Quote the whole listing word for word, please.

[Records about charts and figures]
-------
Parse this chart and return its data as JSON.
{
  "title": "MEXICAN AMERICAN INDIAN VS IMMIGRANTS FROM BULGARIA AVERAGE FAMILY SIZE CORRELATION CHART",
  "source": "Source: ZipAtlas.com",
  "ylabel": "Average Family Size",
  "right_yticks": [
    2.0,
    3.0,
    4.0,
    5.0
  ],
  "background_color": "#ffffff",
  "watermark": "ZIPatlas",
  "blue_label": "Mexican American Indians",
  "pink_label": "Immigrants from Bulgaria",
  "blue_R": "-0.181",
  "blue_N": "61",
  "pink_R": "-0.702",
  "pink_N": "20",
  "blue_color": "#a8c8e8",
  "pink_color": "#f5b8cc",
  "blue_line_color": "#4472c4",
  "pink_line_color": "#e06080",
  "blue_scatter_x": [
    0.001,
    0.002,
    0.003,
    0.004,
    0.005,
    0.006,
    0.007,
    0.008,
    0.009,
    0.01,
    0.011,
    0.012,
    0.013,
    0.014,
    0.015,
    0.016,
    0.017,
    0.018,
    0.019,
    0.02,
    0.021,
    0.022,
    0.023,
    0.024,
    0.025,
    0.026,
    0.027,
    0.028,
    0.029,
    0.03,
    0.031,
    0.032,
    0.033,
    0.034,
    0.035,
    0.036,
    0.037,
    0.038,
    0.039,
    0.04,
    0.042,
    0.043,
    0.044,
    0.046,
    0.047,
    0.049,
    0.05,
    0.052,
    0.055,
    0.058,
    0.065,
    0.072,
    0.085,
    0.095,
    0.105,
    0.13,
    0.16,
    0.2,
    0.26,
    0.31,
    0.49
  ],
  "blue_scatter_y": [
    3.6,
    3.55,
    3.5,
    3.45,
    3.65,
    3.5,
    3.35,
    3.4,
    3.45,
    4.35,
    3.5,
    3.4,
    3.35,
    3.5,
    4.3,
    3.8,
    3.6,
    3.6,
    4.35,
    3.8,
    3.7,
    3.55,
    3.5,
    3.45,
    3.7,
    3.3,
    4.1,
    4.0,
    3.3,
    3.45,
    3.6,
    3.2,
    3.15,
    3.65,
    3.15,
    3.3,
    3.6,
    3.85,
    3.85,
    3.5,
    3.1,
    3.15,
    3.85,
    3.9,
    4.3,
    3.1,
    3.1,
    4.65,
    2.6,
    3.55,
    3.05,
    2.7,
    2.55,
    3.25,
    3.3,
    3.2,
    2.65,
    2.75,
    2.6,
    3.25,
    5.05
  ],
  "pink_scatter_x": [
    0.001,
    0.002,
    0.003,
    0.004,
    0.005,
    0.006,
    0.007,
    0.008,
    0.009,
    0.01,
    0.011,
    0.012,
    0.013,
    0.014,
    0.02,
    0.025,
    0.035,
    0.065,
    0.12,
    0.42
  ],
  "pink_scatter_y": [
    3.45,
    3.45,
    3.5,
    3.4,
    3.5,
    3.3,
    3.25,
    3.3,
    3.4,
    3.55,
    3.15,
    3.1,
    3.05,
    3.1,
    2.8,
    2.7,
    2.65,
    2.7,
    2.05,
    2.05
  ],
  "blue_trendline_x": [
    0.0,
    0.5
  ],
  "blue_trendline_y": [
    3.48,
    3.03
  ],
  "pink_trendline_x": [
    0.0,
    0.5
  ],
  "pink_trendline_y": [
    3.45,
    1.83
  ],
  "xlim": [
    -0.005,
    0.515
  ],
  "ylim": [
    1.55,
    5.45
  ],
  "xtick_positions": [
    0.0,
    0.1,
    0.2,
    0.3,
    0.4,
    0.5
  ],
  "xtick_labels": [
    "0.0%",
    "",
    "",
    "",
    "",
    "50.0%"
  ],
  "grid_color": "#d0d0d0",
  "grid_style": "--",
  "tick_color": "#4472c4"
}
-------
EXERCISE RESULT:
Parse this chart and return its data as JSON.
{
  "title": "MEXICAN AMERICAN INDIAN VS IMMIGRANTS FROM BULGARIA AVERAGE FAMILY SIZE CORRELATION CHART",
  "source": "Source: ZipAtlas.com",
  "ylabel": "Average Family Size",
  "right_yticks": [
    2.0,
    3.0,
    4.0,
    5.0
  ],
  "background_color": "#ffffff",
  "watermark": "ZIPatlas",
  "blue_label": "Mexican American Indians",
  "pink_label": "Immigrants from Bulgaria",
  "blue_R": "-0.181",
  "blue_N": "61",
  "pink_R": "-0.702",
  "pink_N": "20",
  "blue_color": "#a8c8e8",
  "pink_color": "#f5b8cc",
  "blue_line_color": "#4472c4",
  "pink_line_color": "#e06080",
  "blue_scatter_x": [
    0.001,
    0.002,
    0.003,
    0.004,
    0.005,
    0.006,
    0.007,
    0.008,
    0.009,
    0.01,
    0.011,
    0.012,
    0.013,
    0.014,
    0.015,
    0.016,
    0.017,
    0.018,
    0.019,
    0.02,
    0.021,
    0.022,
    0.023,
    0.024,
    0.025,
    0.026,
    0.027,
    0.028,
    0.029,
    0.03,
    0.031,
    0.032,
    0.033,
    0.034,
    0.035,
    0.036,
    0.037,
    0.038,
    0.039,
    0.04,
    0.042,
    0.043,
    0.044,
    0.046,
    0.047,
    0.049,
    0.05,
    0.052,
    0.055,
    0.058,
    0.065,
    0.072,
    0.085,
    0.095,
    0.105,
    0.13,
    0.16,
    0.2,
    0.26,
    0.31,
    0.49
  ],
  "blue_scatter_y": [
    3.6,
    3.55,
    3.5,
    3.45,
    3.65,
    3.5,
    3.35,
    3.4,
    3.45,
    4.35,
    3.5,
    3.4,
    3.35,
    3.5,
    4.3,
    3.8,
    3.6,
    3.6,
    4.35,
    3.8,
    3.7,
    3.55,
    3.5,
    3.45,
    3.7,
    3.3,
    4.1,
    4.0,
    3.3,
    3.45,
    3.6,
    3.2,
    3.15,
    3.65,
    3.15,
    3.3,
    3.6,
    3.85,
    3.85,
    3.5,
    3.1,
    3.15,
    3.85,
    3.9,
    4.3,
    3.1,
    3.1,
    4.65,
    2.6,
    3.55,
    3.05,
    2.7,
    2.55,
    3.25,
    3.3,
    3.2,
    2.65,
    2.75,
    2.6,
    3.25,
    5.05
  ],
  "pink_scatter_x": [
    0.001,
    0.002,
    0.003,
    0.004,
    0.005,
    0.006,
    0.007,
    0.008,
    0.009,
    0.01,
    0.011,
    0.012,
    0.013,
    0.014,
    0.02,
    0.025,
    0.035,
    0.065,
    0.12,
    0.42
  ],
  "pink_scatter_y": [
    3.45,
    3.45,
    3.5,
    3.4,
    3.5,
    3.3,
    3.25,
    3.3,
    3.4,
    3.55,
    3.15,
    3.1,
    3.05,
    3.1,
    2.8,
    2.7,
    2.65,
    2.7,
    2.05,
    2.05
  ],
  "blue_trendline_x": [
    0.0,
    0.5
  ],
  "blue_trendline_y": [
    3.48,
    3.03
  ],
  "pink_trendline_x": [
    0.0,
    0.5
  ],
  "pink_trendline_y": [
    3.45,
    1.83
  ],
  "xlim": [
    -0.005,
    0.515
  ],
  "ylim": [
    1.55,
    5.45
  ],
  "xtick_positions": [
    0.0,
    0.1,
    0.2,
    0.3,
    0.4,
    0.5
  ],
  "xtick_labels": [
    "0.0%",
    "",
    "",
    "",
    "",
    "50.0%"
  ],
  "grid_color": "#d0d0d0",
  "grid_style": "--",
  "tick_color": "#4472c4"
}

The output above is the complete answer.